WHAT IS ASKED => Rename "Eflux" to "Energy flux" wherever it occurs in the records below, and reproduce every line with nothing else altered.

PROVIDED RECORDS =>
--

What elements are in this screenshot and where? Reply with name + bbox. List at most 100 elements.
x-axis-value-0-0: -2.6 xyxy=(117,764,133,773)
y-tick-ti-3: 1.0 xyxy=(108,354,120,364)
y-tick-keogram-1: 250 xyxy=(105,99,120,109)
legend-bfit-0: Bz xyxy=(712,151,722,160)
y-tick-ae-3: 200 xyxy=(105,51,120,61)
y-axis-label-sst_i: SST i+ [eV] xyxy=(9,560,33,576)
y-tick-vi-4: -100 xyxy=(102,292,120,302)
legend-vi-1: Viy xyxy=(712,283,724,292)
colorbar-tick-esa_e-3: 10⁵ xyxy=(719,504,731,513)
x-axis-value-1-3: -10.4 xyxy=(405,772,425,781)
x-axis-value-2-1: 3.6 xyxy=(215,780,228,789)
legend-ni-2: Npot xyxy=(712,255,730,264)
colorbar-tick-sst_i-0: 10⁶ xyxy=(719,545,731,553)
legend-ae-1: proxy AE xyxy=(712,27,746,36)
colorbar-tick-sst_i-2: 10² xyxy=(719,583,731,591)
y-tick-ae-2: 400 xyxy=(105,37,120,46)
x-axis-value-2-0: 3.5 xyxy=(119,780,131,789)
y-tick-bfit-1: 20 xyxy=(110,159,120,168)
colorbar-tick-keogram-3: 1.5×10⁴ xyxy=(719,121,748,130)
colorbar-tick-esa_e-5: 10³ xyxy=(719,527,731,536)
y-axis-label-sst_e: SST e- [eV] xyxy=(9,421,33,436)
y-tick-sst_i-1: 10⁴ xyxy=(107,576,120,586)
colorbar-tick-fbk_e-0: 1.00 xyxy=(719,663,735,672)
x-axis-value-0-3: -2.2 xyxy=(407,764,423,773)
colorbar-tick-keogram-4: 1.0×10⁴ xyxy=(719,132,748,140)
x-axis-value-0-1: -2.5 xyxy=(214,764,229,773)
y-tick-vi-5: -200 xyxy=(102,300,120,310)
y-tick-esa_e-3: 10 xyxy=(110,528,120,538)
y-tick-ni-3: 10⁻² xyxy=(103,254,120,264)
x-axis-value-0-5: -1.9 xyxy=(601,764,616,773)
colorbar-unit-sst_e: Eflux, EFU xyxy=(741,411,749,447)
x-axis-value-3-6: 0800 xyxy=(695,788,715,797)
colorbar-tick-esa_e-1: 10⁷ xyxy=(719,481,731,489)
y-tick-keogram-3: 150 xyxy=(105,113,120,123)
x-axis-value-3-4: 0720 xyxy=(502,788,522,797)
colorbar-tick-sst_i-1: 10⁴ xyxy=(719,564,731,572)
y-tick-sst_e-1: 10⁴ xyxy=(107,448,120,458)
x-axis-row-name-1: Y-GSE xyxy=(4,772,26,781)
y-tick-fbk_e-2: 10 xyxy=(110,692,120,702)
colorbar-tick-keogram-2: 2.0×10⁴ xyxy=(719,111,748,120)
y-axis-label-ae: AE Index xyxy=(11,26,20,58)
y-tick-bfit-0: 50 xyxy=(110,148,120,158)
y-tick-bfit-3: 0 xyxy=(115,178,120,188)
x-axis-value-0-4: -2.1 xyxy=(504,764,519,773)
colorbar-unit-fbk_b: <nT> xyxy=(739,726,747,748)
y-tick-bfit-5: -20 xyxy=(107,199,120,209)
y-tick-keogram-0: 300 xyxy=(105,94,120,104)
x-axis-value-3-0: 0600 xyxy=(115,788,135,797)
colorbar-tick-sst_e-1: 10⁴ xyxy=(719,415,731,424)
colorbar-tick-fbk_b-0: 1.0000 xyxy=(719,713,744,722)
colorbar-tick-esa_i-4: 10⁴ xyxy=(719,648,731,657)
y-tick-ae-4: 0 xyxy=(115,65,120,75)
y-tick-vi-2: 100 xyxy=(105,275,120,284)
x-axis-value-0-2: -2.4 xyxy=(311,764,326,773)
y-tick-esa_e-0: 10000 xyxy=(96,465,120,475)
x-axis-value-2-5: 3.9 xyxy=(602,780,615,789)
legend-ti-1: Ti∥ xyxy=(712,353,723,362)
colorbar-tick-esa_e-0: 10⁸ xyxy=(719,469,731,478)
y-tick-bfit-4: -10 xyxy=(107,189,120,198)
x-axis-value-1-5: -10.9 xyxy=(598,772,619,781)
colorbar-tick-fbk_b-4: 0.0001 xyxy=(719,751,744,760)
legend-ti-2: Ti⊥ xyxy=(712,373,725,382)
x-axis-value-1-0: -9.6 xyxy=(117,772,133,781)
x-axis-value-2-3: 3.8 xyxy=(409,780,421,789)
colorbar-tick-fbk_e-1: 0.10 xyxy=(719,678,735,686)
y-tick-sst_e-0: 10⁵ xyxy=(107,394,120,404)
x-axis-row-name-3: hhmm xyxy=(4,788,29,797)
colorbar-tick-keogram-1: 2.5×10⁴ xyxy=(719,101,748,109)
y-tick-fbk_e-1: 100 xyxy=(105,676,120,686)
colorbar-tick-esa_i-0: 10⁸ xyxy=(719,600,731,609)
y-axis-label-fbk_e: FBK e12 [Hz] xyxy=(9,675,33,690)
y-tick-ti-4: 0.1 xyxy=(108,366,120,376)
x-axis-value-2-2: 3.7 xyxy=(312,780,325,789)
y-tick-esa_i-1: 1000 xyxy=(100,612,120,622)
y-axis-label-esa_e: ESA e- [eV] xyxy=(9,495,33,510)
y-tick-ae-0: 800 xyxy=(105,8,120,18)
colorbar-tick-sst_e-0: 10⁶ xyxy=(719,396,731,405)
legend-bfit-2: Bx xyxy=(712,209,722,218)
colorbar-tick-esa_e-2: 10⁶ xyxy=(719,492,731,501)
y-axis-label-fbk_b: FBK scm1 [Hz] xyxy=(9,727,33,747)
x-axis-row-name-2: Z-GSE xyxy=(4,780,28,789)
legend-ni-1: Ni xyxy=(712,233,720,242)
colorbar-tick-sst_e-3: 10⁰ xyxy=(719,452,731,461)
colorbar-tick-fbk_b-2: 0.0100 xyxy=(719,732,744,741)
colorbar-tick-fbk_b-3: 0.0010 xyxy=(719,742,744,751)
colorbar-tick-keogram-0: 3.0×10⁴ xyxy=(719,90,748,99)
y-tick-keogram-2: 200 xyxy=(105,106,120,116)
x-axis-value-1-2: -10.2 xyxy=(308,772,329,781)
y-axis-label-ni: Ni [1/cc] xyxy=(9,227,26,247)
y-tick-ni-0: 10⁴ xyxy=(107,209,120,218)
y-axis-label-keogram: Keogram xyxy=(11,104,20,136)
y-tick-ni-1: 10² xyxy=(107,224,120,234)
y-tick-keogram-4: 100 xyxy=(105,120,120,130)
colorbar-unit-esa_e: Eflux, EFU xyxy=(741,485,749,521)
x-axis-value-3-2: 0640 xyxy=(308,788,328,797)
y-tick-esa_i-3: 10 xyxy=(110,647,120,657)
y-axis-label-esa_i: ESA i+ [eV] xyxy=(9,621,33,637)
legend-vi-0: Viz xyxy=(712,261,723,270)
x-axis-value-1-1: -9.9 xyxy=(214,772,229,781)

--

ANSWER FOR THIS EXERCISE =>
What elements are in this screenshot and where? Reply with name + bbox. List at most 100 elements.
x-axis-value-0-0: -2.6 xyxy=(117,764,133,773)
y-tick-ti-3: 1.0 xyxy=(108,354,120,364)
y-tick-keogram-1: 250 xyxy=(105,99,120,109)
legend-bfit-0: Bz xyxy=(712,151,722,160)
y-tick-ae-3: 200 xyxy=(105,51,120,61)
y-axis-label-sst_i: SST i+ [eV] xyxy=(9,560,33,576)
y-tick-vi-4: -100 xyxy=(102,292,120,302)
legend-vi-1: Viy xyxy=(712,283,724,292)
colorbar-tick-esa_e-3: 10⁵ xyxy=(719,504,731,513)
x-axis-value-1-3: -10.4 xyxy=(405,772,425,781)
x-axis-value-2-1: 3.6 xyxy=(215,780,228,789)
legend-ni-2: Npot xyxy=(712,255,730,264)
colorbar-tick-sst_i-0: 10⁶ xyxy=(719,545,731,553)
legend-ae-1: proxy AE xyxy=(712,27,746,36)
colorbar-tick-sst_i-2: 10² xyxy=(719,583,731,591)
y-tick-ae-2: 400 xyxy=(105,37,120,46)
x-axis-value-2-0: 3.5 xyxy=(119,780,131,789)
y-tick-bfit-1: 20 xyxy=(110,159,120,168)
colorbar-tick-keogram-3: 1.5×10⁴ xyxy=(719,121,748,130)
colorbar-tick-esa_e-5: 10³ xyxy=(719,527,731,536)
y-axis-label-sst_e: SST e- [eV] xyxy=(9,421,33,436)
y-tick-sst_i-1: 10⁴ xyxy=(107,576,120,586)
colorbar-tick-fbk_e-0: 1.00 xyxy=(719,663,735,672)
x-axis-value-0-3: -2.2 xyxy=(407,764,423,773)
colorbar-tick-keogram-4: 1.0×10⁴ xyxy=(719,132,748,140)
x-axis-value-0-1: -2.5 xyxy=(214,764,229,773)
y-tick-vi-5: -200 xyxy=(102,300,120,310)
y-tick-esa_e-3: 10 xyxy=(110,528,120,538)
y-tick-ni-3: 10⁻² xyxy=(103,254,120,264)
x-axis-value-0-5: -1.9 xyxy=(601,764,616,773)
colorbar-unit-sst_e: Energy flux, EFU xyxy=(741,411,749,447)
x-axis-value-3-6: 0800 xyxy=(695,788,715,797)
colorbar-tick-esa_e-1: 10⁷ xyxy=(719,481,731,489)
y-tick-keogram-3: 150 xyxy=(105,113,120,123)
x-axis-value-3-4: 0720 xyxy=(502,788,522,797)
colorbar-tick-sst_i-1: 10⁴ xyxy=(719,564,731,572)
y-tick-sst_e-1: 10⁴ xyxy=(107,448,120,458)
x-axis-row-name-1: Y-GSE xyxy=(4,772,26,781)
y-tick-fbk_e-2: 10 xyxy=(110,692,120,702)
colorbar-tick-keogram-2: 2.0×10⁴ xyxy=(719,111,748,120)
y-axis-label-ae: AE Index xyxy=(11,26,20,58)
y-tick-bfit-0: 50 xyxy=(110,148,120,158)
y-tick-bfit-3: 0 xyxy=(115,178,120,188)
x-axis-value-0-4: -2.1 xyxy=(504,764,519,773)
colorbar-unit-fbk_b: <nT> xyxy=(739,726,747,748)
y-tick-bfit-5: -20 xyxy=(107,199,120,209)
y-tick-keogram-0: 300 xyxy=(105,94,120,104)
x-axis-value-3-0: 0600 xyxy=(115,788,135,797)
colorbar-tick-sst_e-1: 10⁴ xyxy=(719,415,731,424)
colorbar-tick-fbk_b-0: 1.0000 xyxy=(719,713,744,722)
colorbar-tick-esa_i-4: 10⁴ xyxy=(719,648,731,657)
y-tick-ae-4: 0 xyxy=(115,65,120,75)
y-tick-vi-2: 100 xyxy=(105,275,120,284)
x-axis-value-0-2: -2.4 xyxy=(311,764,326,773)
y-tick-esa_e-0: 10000 xyxy=(96,465,120,475)
x-axis-value-2-5: 3.9 xyxy=(602,780,615,789)
legend-ti-1: Ti∥ xyxy=(712,353,723,362)
colorbar-tick-esa_e-0: 10⁸ xyxy=(719,469,731,478)
y-tick-bfit-4: -10 xyxy=(107,189,120,198)
x-axis-value-1-5: -10.9 xyxy=(598,772,619,781)
colorbar-tick-fbk_b-4: 0.0001 xyxy=(719,751,744,760)
legend-ti-2: Ti⊥ xyxy=(712,373,725,382)
x-axis-value-1-0: -9.6 xyxy=(117,772,133,781)
x-axis-value-2-3: 3.8 xyxy=(409,780,421,789)
colorbar-tick-fbk_e-1: 0.10 xyxy=(719,678,735,686)
y-tick-sst_e-0: 10⁵ xyxy=(107,394,120,404)
x-axis-row-name-3: hhmm xyxy=(4,788,29,797)
colorbar-tick-keogram-1: 2.5×10⁴ xyxy=(719,101,748,109)
y-tick-fbk_e-1: 100 xyxy=(105,676,120,686)
colorbar-tick-esa_i-0: 10⁸ xyxy=(719,600,731,609)
y-axis-label-fbk_e: FBK e12 [Hz] xyxy=(9,675,33,690)
y-tick-ti-4: 0.1 xyxy=(108,366,120,376)
x-axis-value-2-2: 3.7 xyxy=(312,780,325,789)
y-tick-esa_i-1: 1000 xyxy=(100,612,120,622)
y-axis-label-esa_e: ESA e- [eV] xyxy=(9,495,33,510)
y-tick-ae-0: 800 xyxy=(105,8,120,18)
colorbar-tick-sst_e-0: 10⁶ xyxy=(719,396,731,405)
legend-bfit-2: Bx xyxy=(712,209,722,218)
colorbar-tick-esa_e-2: 10⁶ xyxy=(719,492,731,501)
y-axis-label-fbk_b: FBK scm1 [Hz] xyxy=(9,727,33,747)
x-axis-row-name-2: Z-GSE xyxy=(4,780,28,789)
legend-ni-1: Ni xyxy=(712,233,720,242)
colorbar-tick-sst_e-3: 10⁰ xyxy=(719,452,731,461)
colorbar-tick-fbk_b-2: 0.0100 xyxy=(719,732,744,741)
colorbar-tick-fbk_b-3: 0.0010 xyxy=(719,742,744,751)
colorbar-tick-keogram-0: 3.0×10⁴ xyxy=(719,90,748,99)
y-tick-keogram-2: 200 xyxy=(105,106,120,116)
x-axis-value-1-2: -10.2 xyxy=(308,772,329,781)
y-axis-label-ni: Ni [1/cc] xyxy=(9,227,26,247)
y-tick-ni-0: 10⁴ xyxy=(107,209,120,218)
y-axis-label-keogram: Keogram xyxy=(11,104,20,136)
y-tick-ni-1: 10² xyxy=(107,224,120,234)
y-tick-keogram-4: 100 xyxy=(105,120,120,130)
colorbar-unit-esa_e: Energy flux, EFU xyxy=(741,485,749,521)
x-axis-value-3-2: 0640 xyxy=(308,788,328,797)
y-tick-esa_i-3: 10 xyxy=(110,647,120,657)
y-axis-label-esa_i: ESA i+ [eV] xyxy=(9,621,33,637)
legend-vi-0: Viz xyxy=(712,261,723,270)
x-axis-value-1-1: -9.9 xyxy=(214,772,229,781)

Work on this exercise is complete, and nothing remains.